• **What needs to be done**
Send each entry back exactly as given, pictures excluded.

▬▬▬▬▬▬▬▬▬▬

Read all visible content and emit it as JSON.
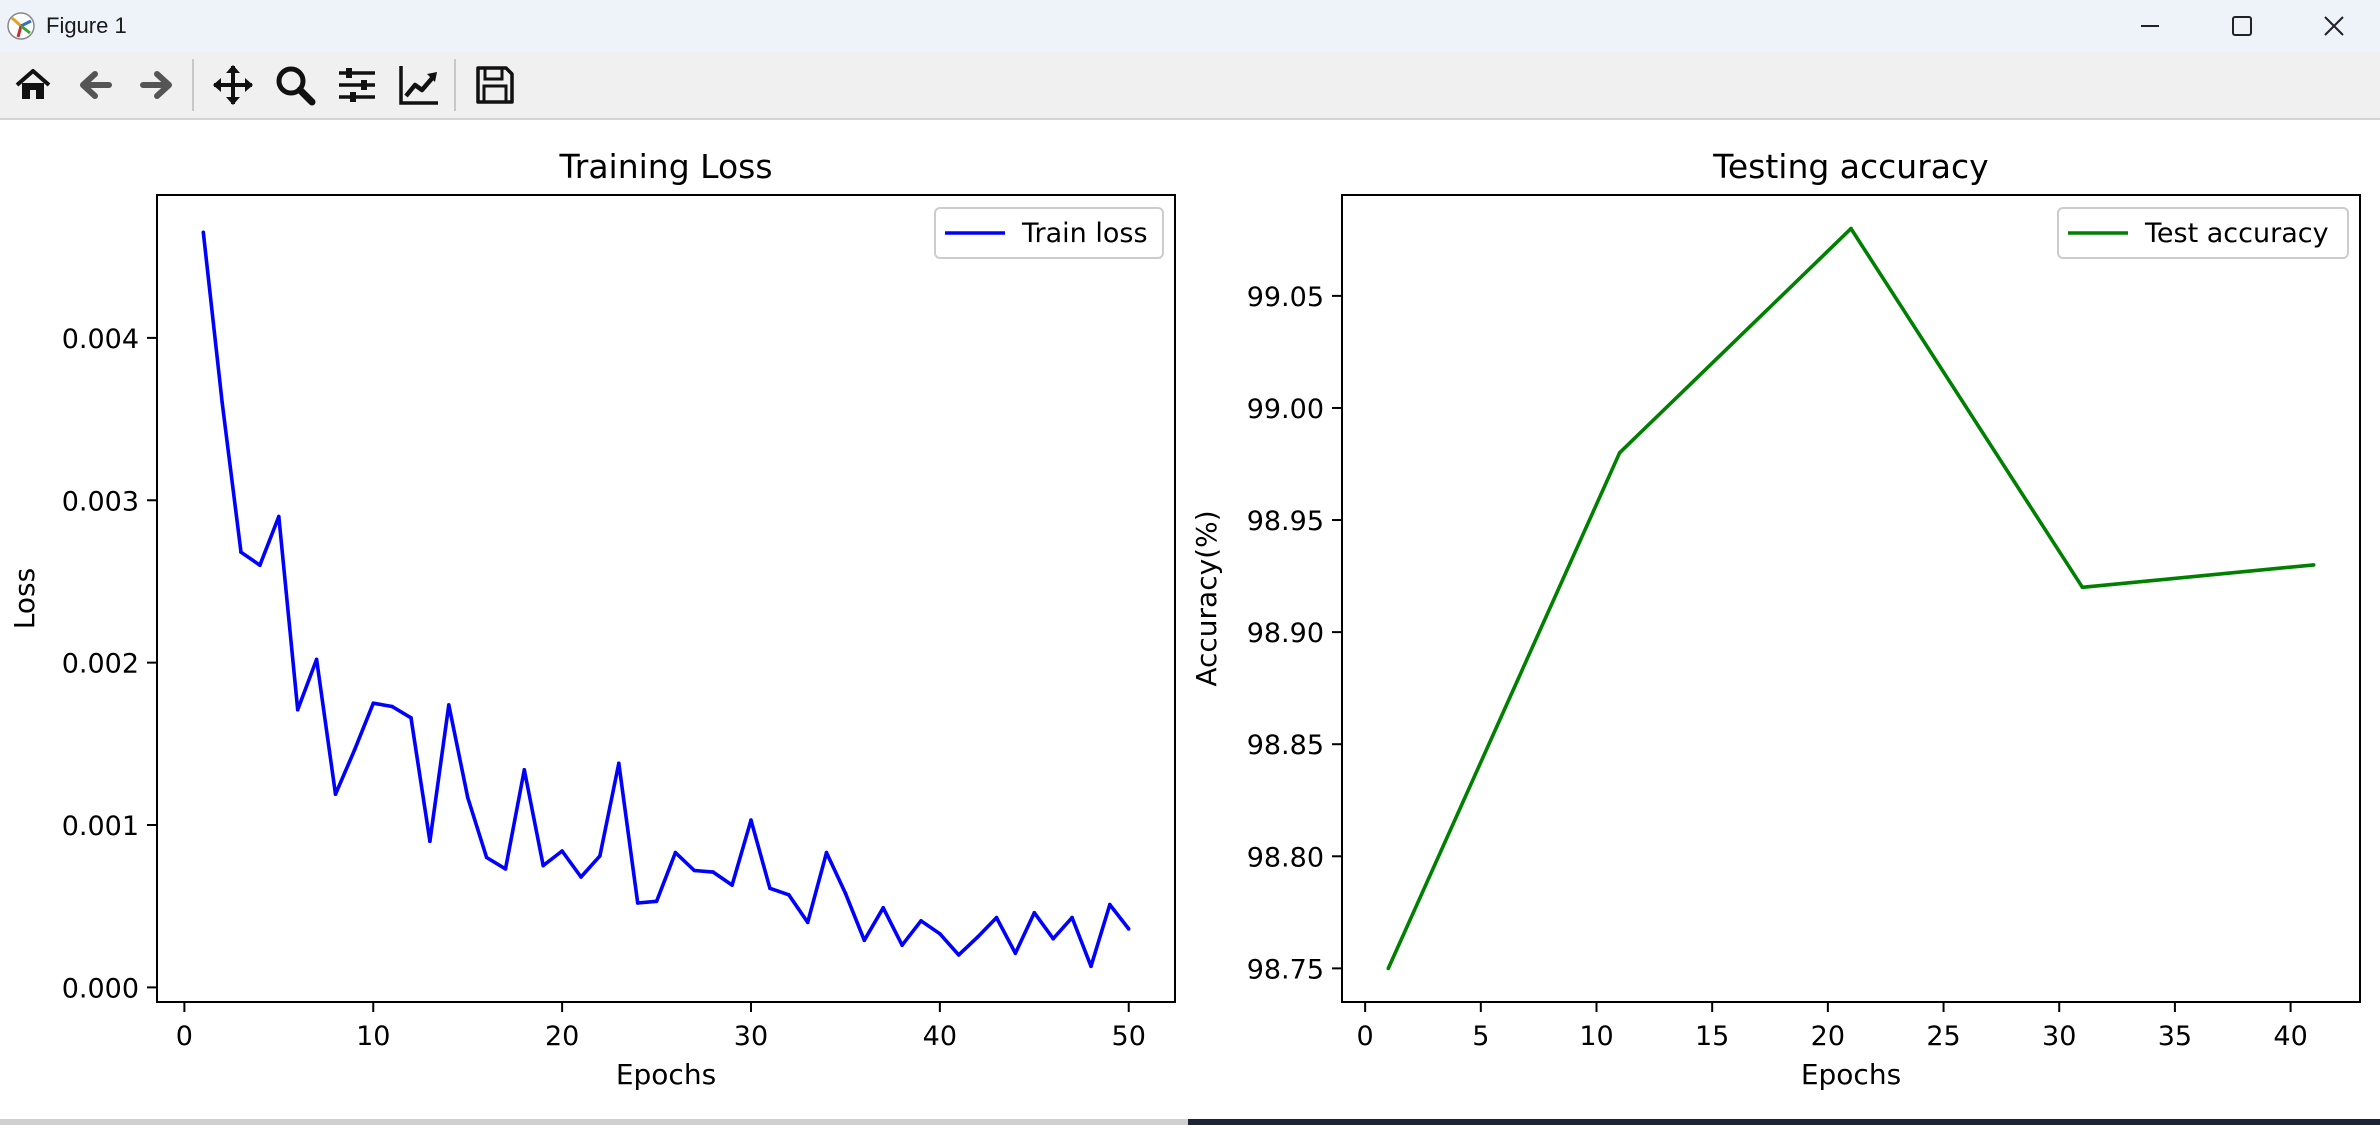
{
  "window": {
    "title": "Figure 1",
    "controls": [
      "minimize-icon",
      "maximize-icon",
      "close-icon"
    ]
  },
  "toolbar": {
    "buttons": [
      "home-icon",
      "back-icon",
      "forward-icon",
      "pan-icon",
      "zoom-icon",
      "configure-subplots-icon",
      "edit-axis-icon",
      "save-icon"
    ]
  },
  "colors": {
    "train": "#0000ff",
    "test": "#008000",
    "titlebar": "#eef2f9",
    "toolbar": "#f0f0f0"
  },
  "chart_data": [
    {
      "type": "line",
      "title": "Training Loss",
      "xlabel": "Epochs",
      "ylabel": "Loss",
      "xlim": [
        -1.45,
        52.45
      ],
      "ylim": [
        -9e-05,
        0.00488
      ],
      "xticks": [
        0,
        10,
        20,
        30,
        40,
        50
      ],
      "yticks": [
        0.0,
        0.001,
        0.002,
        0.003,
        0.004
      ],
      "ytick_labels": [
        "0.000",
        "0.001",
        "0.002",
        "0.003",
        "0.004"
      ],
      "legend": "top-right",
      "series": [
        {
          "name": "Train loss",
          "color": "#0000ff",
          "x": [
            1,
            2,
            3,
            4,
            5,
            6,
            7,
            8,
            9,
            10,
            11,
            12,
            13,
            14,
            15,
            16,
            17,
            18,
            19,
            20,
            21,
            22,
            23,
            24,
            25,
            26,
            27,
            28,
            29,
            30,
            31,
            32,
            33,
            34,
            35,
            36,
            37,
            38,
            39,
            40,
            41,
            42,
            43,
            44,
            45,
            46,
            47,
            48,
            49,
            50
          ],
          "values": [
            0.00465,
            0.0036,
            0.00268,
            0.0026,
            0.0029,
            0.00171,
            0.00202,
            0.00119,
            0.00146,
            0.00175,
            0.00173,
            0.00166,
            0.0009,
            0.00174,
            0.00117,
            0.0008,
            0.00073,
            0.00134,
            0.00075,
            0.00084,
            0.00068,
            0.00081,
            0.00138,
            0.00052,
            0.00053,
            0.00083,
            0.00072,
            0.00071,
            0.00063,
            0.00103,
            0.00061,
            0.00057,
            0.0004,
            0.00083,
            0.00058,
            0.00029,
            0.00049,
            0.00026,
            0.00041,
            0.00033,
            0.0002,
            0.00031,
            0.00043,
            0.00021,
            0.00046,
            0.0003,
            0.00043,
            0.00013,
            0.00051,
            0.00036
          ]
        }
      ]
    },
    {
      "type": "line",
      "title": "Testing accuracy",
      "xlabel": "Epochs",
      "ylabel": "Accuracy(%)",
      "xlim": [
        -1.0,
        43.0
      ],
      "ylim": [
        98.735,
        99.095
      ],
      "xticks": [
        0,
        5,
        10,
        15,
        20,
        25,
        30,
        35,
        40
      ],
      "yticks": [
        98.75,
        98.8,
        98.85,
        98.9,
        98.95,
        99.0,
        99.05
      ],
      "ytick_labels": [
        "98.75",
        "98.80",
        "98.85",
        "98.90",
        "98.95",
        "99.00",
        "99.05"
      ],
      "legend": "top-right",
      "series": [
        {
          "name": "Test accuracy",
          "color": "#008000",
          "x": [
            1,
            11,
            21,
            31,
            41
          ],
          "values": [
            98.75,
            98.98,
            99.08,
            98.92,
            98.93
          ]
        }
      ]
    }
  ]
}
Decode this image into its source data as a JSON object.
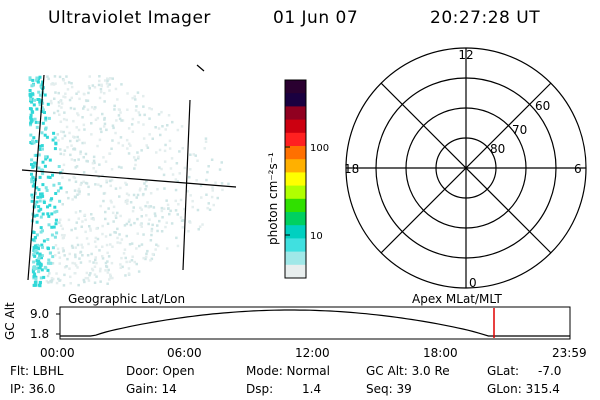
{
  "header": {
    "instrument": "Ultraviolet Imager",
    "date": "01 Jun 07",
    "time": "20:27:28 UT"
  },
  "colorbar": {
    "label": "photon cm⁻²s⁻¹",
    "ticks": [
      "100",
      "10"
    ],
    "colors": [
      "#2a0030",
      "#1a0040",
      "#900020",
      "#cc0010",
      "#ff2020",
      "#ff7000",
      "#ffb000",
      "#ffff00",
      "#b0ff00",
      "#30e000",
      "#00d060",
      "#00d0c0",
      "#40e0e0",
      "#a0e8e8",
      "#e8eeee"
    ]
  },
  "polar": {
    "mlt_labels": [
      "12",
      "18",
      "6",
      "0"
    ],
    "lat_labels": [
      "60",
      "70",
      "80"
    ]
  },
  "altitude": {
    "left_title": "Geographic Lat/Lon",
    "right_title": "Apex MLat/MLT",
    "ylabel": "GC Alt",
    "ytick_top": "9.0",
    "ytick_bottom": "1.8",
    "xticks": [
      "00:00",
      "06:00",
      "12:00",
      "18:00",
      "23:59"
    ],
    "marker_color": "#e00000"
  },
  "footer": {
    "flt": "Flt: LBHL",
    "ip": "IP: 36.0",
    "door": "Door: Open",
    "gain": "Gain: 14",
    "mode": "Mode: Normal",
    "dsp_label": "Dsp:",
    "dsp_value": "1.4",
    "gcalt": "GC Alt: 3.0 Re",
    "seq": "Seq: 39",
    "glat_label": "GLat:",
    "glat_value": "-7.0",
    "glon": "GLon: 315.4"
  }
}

▬▬▬▬▬▬▬▬▬▬

• **Right answer**
Read all visible content and emit it as JSON.
{
  "window": {
    "title": "Figure 1",
    "controls": [
      "minimize-icon",
      "maximize-icon",
      "close-icon"
    ]
  },
  "toolbar": {
    "buttons": [
      "home-icon",
      "back-icon",
      "forward-icon",
      "pan-icon",
      "zoom-icon",
      "configure-subplots-icon",
      "edit-axis-icon",
      "save-icon"
    ]
  },
  "colors": {
    "train": "#0000ff",
    "test": "#008000",
    "titlebar": "#eef2f9",
    "toolbar": "#f0f0f0"
  },
  "chart_data": [
    {
      "type": "line",
      "title": "Training Loss",
      "xlabel": "Epochs",
      "ylabel": "Loss",
      "xlim": [
        -1.45,
        52.45
      ],
      "ylim": [
        -9e-05,
        0.00488
      ],
      "xticks": [
        0,
        10,
        20,
        30,
        40,
        50
      ],
      "yticks": [
        0.0,
        0.001,
        0.002,
        0.003,
        0.004
      ],
      "ytick_labels": [
        "0.000",
        "0.001",
        "0.002",
        "0.003",
        "0.004"
      ],
      "legend": "top-right",
      "series": [
        {
          "name": "Train loss",
          "color": "#0000ff",
          "x": [
            1,
            2,
            3,
            4,
            5,
            6,
            7,
            8,
            9,
            10,
            11,
            12,
            13,
            14,
            15,
            16,
            17,
            18,
            19,
            20,
            21,
            22,
            23,
            24,
            25,
            26,
            27,
            28,
            29,
            30,
            31,
            32,
            33,
            34,
            35,
            36,
            37,
            38,
            39,
            40,
            41,
            42,
            43,
            44,
            45,
            46,
            47,
            48,
            49,
            50
          ],
          "values": [
            0.00465,
            0.0036,
            0.00268,
            0.0026,
            0.0029,
            0.00171,
            0.00202,
            0.00119,
            0.00146,
            0.00175,
            0.00173,
            0.00166,
            0.0009,
            0.00174,
            0.00117,
            0.0008,
            0.00073,
            0.00134,
            0.00075,
            0.00084,
            0.00068,
            0.00081,
            0.00138,
            0.00052,
            0.00053,
            0.00083,
            0.00072,
            0.00071,
            0.00063,
            0.00103,
            0.00061,
            0.00057,
            0.0004,
            0.00083,
            0.00058,
            0.00029,
            0.00049,
            0.00026,
            0.00041,
            0.00033,
            0.0002,
            0.00031,
            0.00043,
            0.00021,
            0.00046,
            0.0003,
            0.00043,
            0.00013,
            0.00051,
            0.00036
          ]
        }
      ]
    },
    {
      "type": "line",
      "title": "Testing accuracy",
      "xlabel": "Epochs",
      "ylabel": "Accuracy(%)",
      "xlim": [
        -1.0,
        43.0
      ],
      "ylim": [
        98.735,
        99.095
      ],
      "xticks": [
        0,
        5,
        10,
        15,
        20,
        25,
        30,
        35,
        40
      ],
      "yticks": [
        98.75,
        98.8,
        98.85,
        98.9,
        98.95,
        99.0,
        99.05
      ],
      "ytick_labels": [
        "98.75",
        "98.80",
        "98.85",
        "98.90",
        "98.95",
        "99.00",
        "99.05"
      ],
      "legend": "top-right",
      "series": [
        {
          "name": "Test accuracy",
          "color": "#008000",
          "x": [
            1,
            11,
            21,
            31,
            41
          ],
          "values": [
            98.75,
            98.98,
            99.08,
            98.92,
            98.93
          ]
        }
      ]
    }
  ]
}
Decode this image into its source data as a JSON object.
{
  "header": {
    "instrument": "Ultraviolet Imager",
    "date": "01 Jun 07",
    "time": "20:27:28 UT"
  },
  "colorbar": {
    "label": "photon cm⁻²s⁻¹",
    "ticks": [
      "100",
      "10"
    ],
    "colors": [
      "#2a0030",
      "#1a0040",
      "#900020",
      "#cc0010",
      "#ff2020",
      "#ff7000",
      "#ffb000",
      "#ffff00",
      "#b0ff00",
      "#30e000",
      "#00d060",
      "#00d0c0",
      "#40e0e0",
      "#a0e8e8",
      "#e8eeee"
    ]
  },
  "polar": {
    "mlt_labels": [
      "12",
      "18",
      "6",
      "0"
    ],
    "lat_labels": [
      "60",
      "70",
      "80"
    ]
  },
  "altitude": {
    "left_title": "Geographic Lat/Lon",
    "right_title": "Apex MLat/MLT",
    "ylabel": "GC Alt",
    "ytick_top": "9.0",
    "ytick_bottom": "1.8",
    "xticks": [
      "00:00",
      "06:00",
      "12:00",
      "18:00",
      "23:59"
    ],
    "marker_color": "#e00000"
  },
  "footer": {
    "flt": "Flt: LBHL",
    "ip": "IP: 36.0",
    "door": "Door: Open",
    "gain": "Gain: 14",
    "mode": "Mode: Normal",
    "dsp_label": "Dsp:",
    "dsp_value": "1.4",
    "gcalt": "GC Alt: 3.0 Re",
    "seq": "Seq: 39",
    "glat_label": "GLat:",
    "glat_value": "-7.0",
    "glon": "GLon: 315.4"
  }
}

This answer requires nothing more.